• **REQUIRED TASK**
Copy out all lines of the records in which the word "スパンコール" appears.

• **ENTRIES**
⟨
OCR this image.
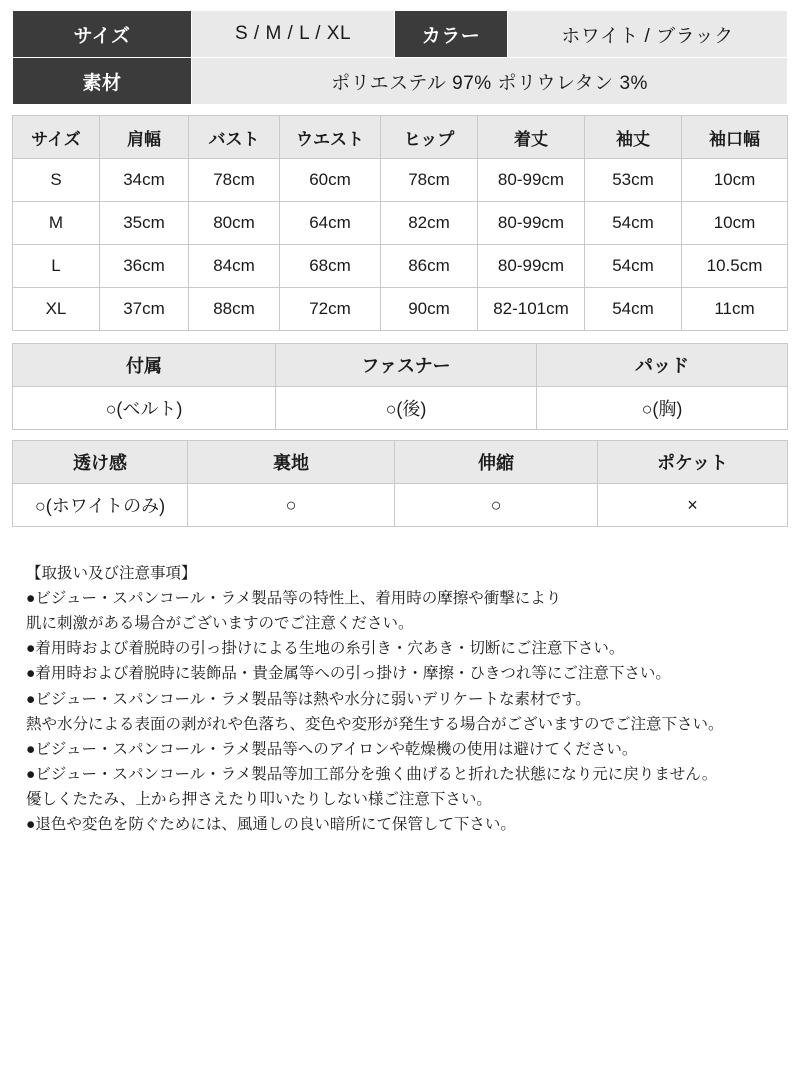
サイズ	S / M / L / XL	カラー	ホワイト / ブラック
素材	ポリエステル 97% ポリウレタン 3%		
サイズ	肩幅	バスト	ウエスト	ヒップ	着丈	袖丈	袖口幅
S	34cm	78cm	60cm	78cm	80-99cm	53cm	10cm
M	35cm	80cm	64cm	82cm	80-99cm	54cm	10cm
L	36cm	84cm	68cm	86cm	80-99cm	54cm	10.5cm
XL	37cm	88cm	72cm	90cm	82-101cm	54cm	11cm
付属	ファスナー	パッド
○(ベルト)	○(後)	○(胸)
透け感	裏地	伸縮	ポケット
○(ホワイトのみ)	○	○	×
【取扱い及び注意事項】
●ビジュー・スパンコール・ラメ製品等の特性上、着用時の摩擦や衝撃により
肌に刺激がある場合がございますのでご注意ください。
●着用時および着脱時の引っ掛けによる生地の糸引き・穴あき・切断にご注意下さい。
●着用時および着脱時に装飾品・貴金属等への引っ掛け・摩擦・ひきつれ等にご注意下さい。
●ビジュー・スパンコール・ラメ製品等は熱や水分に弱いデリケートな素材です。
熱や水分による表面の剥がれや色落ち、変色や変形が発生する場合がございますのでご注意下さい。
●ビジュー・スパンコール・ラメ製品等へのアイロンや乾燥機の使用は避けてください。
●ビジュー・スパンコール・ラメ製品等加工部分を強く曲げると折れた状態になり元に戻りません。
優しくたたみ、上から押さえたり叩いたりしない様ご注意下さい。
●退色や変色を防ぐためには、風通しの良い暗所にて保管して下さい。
⟩
• **EXERCISE RESPONSE**
●ビジュー・スパンコール・ラメ製品等の特性上、着用時の摩擦や衝撃により
●ビジュー・スパンコール・ラメ製品等は熱や水分に弱いデリケートな素材です。
●ビジュー・スパンコール・ラメ製品等へのアイロンや乾燥機の使用は避けてください。
●ビジュー・スパンコール・ラメ製品等加工部分を強く曲げると折れた状態になり元に戻りません。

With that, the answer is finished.